■ Short problem
State how many lines include "cadre", giving the number by itself.

■ Provided data
——
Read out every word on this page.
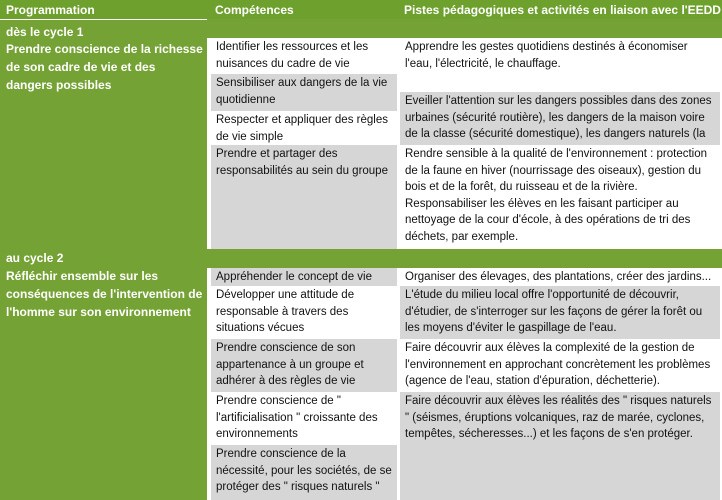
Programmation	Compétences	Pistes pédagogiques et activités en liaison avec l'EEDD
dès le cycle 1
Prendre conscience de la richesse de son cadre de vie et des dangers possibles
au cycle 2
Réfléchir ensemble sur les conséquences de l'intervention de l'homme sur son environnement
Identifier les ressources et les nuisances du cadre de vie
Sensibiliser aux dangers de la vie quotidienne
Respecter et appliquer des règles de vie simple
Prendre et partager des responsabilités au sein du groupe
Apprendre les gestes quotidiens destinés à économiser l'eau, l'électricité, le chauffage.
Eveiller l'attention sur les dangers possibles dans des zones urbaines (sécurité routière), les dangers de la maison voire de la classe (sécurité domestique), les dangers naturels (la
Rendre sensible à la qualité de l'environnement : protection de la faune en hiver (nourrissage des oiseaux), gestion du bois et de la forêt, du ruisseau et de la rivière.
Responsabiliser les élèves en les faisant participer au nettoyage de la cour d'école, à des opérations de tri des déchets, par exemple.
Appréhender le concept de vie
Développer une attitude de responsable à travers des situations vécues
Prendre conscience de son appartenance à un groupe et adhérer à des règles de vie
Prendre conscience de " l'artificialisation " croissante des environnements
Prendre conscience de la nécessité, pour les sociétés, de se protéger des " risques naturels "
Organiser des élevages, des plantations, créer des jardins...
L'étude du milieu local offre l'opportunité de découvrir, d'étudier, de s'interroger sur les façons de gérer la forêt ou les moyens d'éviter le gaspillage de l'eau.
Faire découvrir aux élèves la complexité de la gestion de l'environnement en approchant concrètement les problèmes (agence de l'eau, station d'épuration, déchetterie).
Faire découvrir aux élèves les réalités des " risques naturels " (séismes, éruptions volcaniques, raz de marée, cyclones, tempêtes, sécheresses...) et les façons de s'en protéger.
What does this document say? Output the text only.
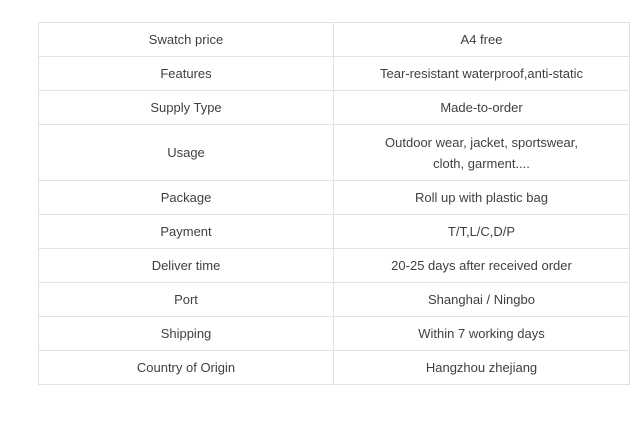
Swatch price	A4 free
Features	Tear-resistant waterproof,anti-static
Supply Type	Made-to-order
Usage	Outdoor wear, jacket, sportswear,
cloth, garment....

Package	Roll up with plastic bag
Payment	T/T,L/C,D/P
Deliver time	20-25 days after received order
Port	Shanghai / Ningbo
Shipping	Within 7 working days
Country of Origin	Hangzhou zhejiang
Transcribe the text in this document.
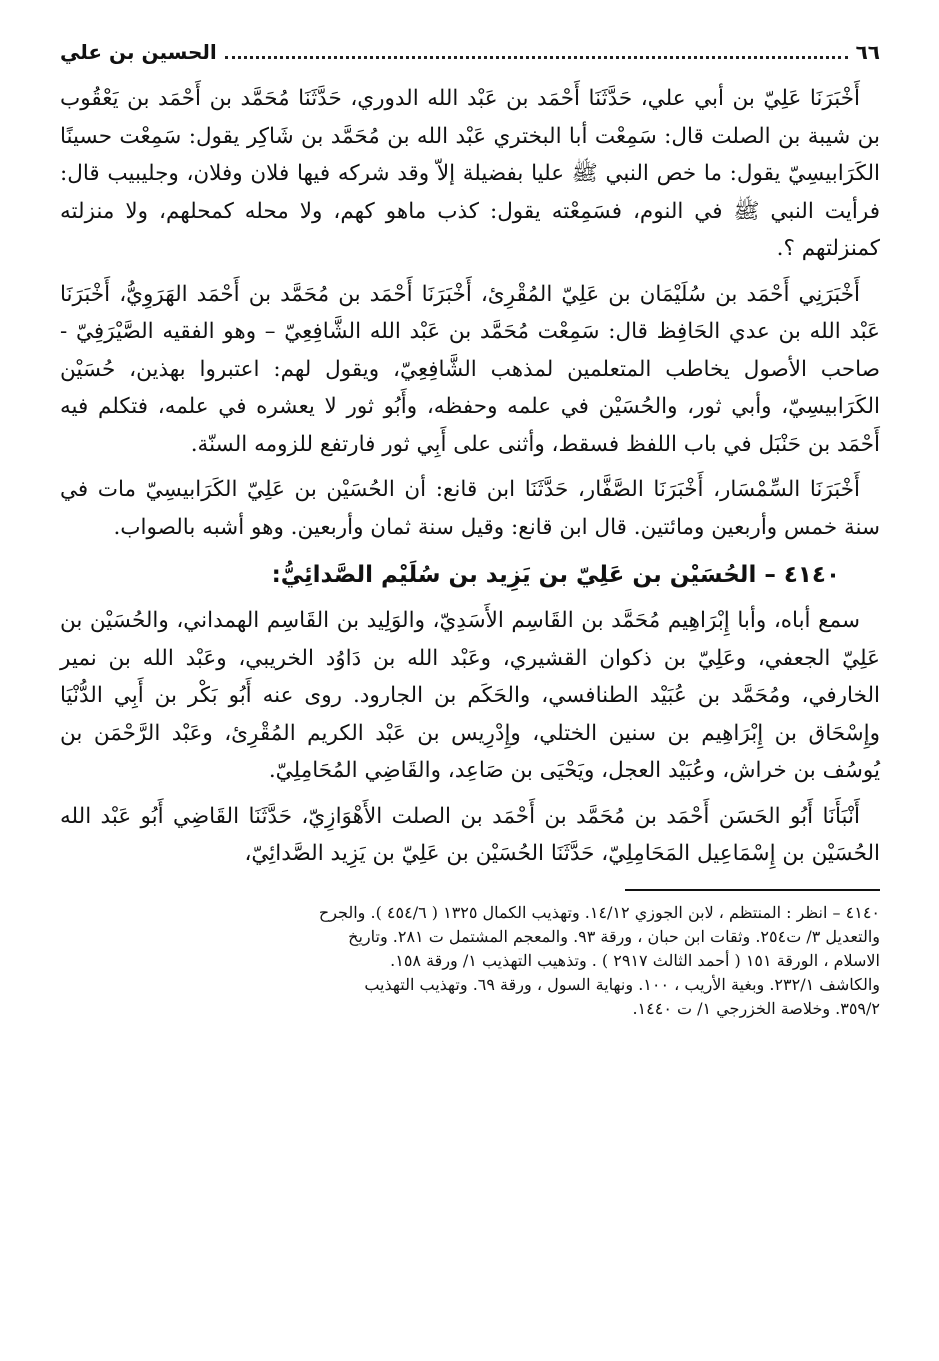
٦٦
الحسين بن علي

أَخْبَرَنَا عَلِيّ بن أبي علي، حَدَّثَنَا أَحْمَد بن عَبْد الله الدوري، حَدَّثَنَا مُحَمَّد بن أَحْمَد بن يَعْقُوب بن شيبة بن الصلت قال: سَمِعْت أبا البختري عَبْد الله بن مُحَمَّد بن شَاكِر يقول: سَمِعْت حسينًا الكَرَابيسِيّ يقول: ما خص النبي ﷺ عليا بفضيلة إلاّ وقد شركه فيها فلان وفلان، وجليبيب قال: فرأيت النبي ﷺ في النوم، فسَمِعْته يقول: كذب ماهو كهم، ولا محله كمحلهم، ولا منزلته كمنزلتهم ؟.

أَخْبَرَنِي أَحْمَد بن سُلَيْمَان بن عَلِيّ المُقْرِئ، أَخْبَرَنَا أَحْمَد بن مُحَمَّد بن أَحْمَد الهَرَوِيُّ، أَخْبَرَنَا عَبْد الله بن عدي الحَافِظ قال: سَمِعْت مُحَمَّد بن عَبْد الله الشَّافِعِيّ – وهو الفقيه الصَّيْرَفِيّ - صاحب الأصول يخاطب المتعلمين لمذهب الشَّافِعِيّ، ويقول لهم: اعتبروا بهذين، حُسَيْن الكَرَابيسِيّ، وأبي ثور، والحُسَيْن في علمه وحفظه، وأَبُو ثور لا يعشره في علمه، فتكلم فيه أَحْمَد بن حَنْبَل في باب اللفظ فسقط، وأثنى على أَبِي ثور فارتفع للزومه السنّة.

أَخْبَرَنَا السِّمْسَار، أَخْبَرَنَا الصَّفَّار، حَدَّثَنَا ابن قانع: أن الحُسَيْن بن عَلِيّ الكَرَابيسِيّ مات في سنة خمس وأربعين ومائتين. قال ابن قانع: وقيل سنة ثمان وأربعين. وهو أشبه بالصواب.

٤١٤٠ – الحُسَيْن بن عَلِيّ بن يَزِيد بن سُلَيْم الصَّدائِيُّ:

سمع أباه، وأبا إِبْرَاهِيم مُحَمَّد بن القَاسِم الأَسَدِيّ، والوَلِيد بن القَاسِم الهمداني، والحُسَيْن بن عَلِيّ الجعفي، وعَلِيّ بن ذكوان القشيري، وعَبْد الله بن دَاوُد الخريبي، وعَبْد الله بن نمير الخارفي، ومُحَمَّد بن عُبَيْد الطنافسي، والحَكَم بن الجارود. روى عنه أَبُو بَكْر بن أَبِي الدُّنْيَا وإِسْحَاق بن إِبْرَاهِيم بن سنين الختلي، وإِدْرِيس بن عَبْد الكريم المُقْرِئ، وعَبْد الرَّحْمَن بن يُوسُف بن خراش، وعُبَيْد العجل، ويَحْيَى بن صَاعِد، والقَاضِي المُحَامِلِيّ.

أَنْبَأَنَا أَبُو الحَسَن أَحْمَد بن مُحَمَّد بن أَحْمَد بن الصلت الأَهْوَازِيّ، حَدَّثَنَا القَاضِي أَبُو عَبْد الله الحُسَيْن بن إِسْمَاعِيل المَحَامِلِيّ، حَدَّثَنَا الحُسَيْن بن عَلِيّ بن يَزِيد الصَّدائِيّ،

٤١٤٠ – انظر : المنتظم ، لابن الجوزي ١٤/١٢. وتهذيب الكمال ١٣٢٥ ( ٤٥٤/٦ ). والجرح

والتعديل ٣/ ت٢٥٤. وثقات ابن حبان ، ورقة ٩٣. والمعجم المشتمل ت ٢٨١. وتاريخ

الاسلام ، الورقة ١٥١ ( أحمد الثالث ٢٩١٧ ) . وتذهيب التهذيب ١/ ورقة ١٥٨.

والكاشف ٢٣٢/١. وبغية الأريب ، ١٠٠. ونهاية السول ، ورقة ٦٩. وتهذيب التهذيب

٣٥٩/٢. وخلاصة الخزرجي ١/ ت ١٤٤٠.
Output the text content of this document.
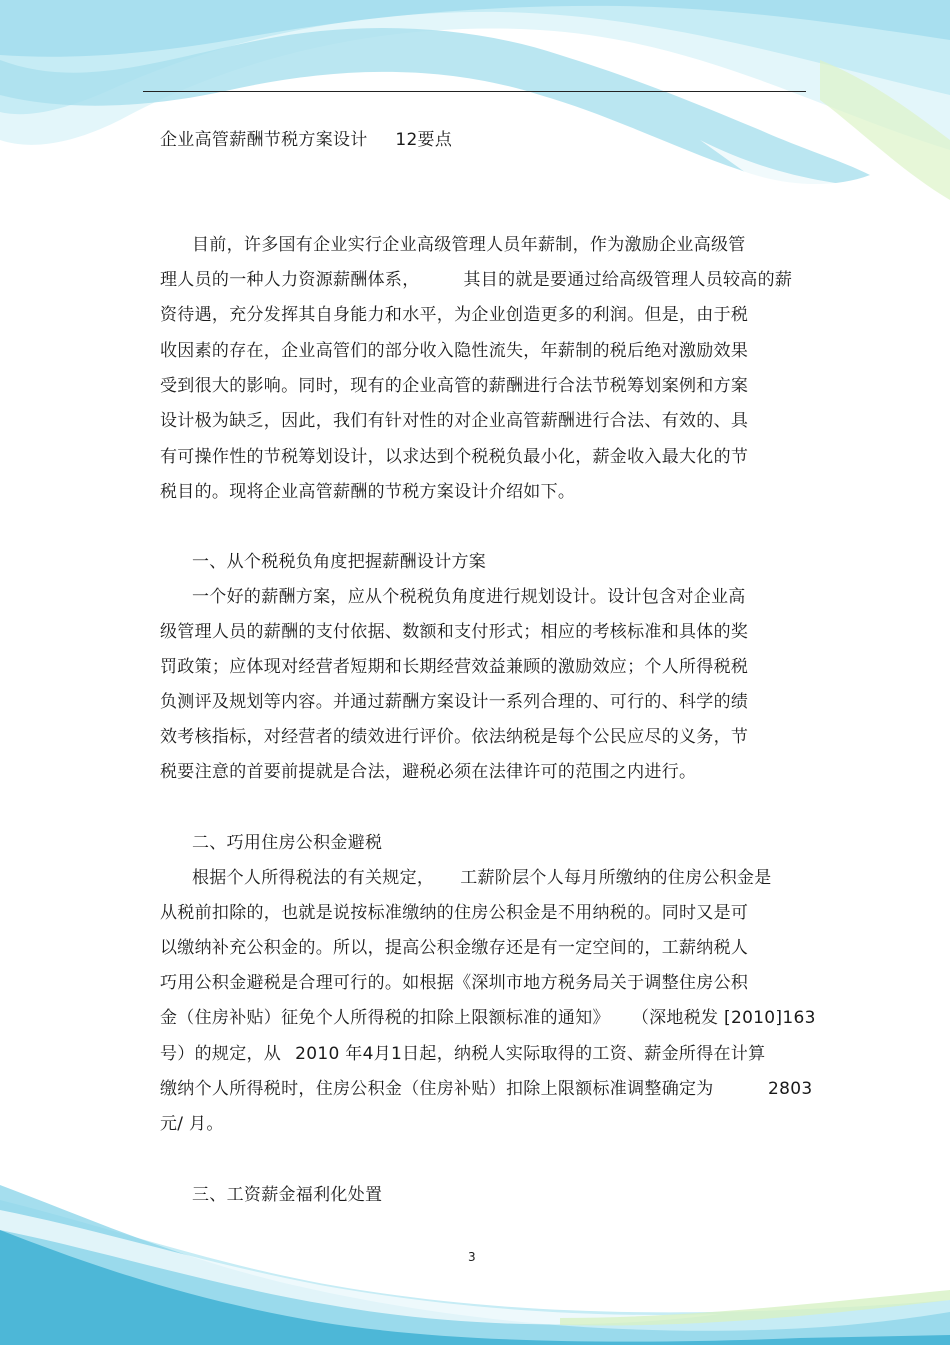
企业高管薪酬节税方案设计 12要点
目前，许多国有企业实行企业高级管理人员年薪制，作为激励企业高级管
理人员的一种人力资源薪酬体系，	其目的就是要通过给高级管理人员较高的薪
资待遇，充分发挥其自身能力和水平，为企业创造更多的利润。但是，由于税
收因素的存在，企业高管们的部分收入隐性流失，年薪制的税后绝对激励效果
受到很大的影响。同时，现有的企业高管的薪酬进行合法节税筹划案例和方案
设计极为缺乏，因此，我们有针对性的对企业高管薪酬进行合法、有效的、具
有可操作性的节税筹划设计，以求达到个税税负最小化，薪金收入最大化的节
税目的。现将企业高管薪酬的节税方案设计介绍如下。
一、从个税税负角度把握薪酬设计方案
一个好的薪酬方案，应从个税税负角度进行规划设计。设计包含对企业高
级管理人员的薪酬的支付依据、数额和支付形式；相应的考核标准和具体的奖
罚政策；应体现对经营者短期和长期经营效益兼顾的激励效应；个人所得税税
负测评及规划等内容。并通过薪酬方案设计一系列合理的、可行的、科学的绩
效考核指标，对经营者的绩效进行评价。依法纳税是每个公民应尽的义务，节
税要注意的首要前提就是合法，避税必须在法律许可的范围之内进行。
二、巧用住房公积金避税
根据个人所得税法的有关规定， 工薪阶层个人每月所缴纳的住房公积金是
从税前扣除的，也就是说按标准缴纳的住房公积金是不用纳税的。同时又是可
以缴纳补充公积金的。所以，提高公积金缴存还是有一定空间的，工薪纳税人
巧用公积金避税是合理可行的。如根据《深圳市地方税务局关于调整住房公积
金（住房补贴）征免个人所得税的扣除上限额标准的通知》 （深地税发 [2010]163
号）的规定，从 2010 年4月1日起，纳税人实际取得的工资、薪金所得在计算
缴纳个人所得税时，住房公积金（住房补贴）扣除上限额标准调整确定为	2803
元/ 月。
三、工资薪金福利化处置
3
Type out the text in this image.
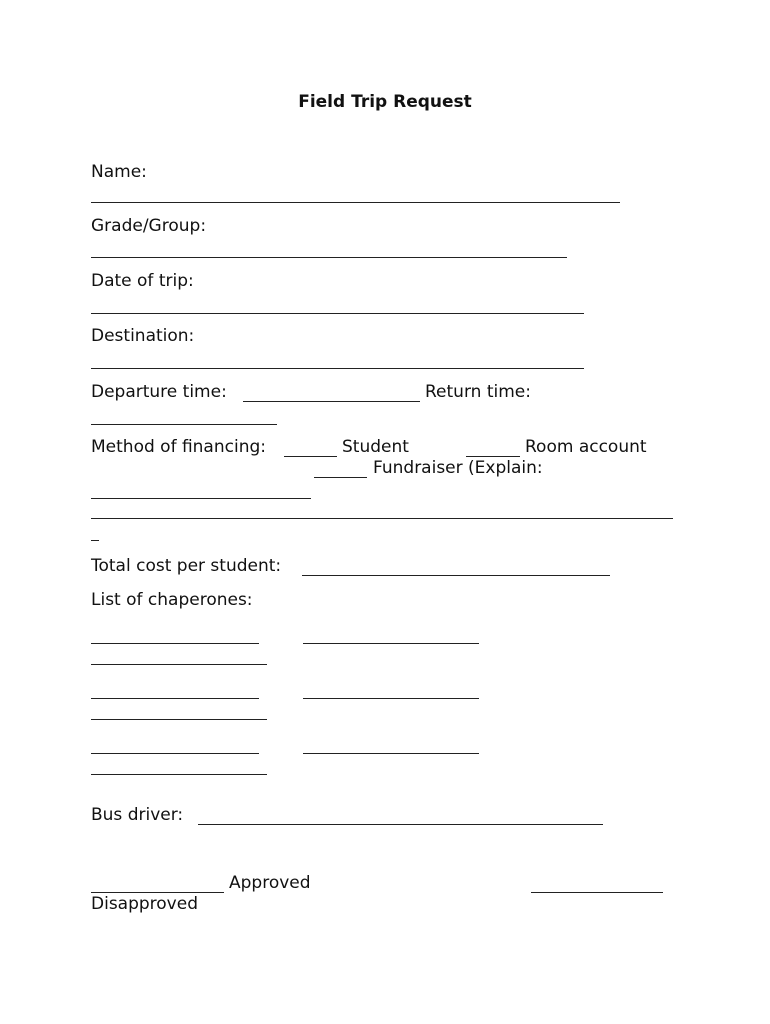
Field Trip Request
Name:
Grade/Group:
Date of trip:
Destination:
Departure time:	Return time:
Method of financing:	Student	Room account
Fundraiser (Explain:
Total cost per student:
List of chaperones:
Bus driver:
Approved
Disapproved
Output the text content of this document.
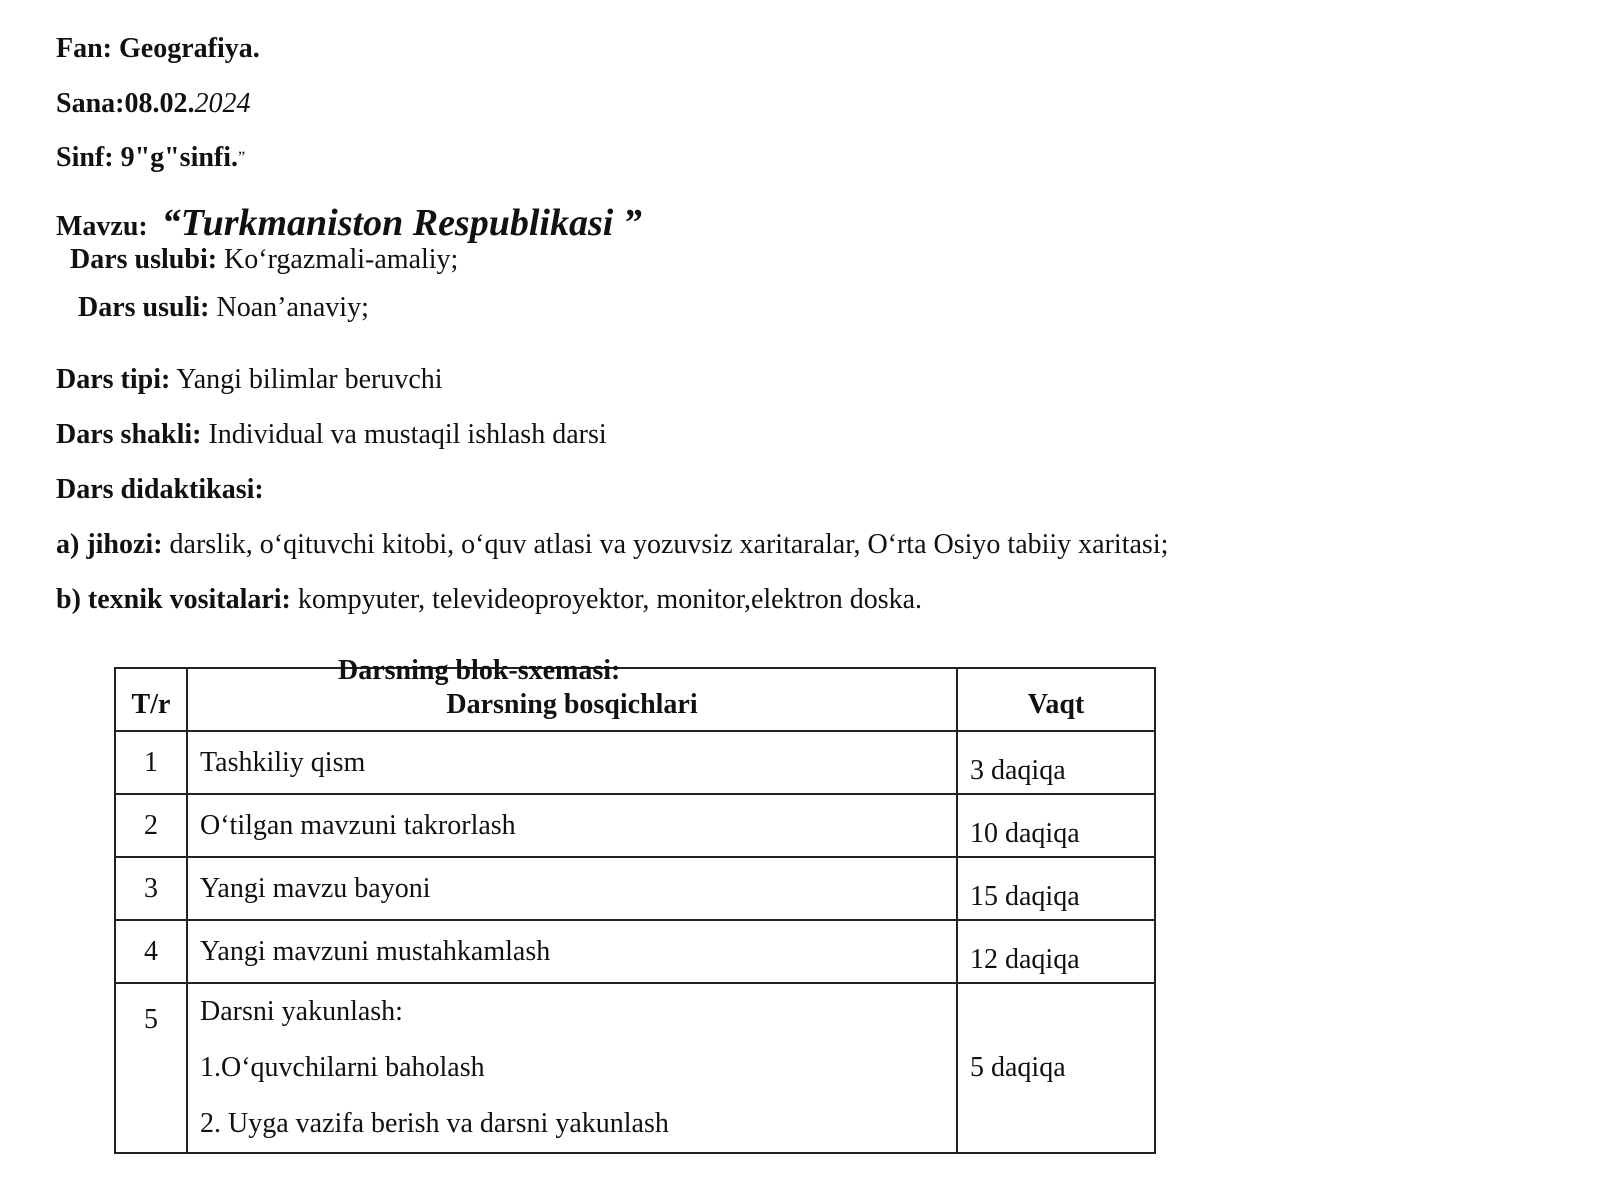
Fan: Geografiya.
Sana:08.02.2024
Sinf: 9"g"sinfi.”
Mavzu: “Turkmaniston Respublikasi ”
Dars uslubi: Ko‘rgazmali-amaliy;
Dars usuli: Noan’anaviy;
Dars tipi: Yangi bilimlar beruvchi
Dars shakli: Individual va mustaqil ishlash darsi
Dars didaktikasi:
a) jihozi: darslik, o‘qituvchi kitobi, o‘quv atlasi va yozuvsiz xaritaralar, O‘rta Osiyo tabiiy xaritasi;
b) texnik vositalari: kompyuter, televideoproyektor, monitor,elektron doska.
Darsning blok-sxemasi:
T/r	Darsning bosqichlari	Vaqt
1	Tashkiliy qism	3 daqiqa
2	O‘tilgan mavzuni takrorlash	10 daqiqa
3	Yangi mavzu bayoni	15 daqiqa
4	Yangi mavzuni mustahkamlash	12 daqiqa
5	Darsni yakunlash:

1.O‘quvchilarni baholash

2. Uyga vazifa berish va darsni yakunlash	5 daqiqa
——
■ Exercise solution
2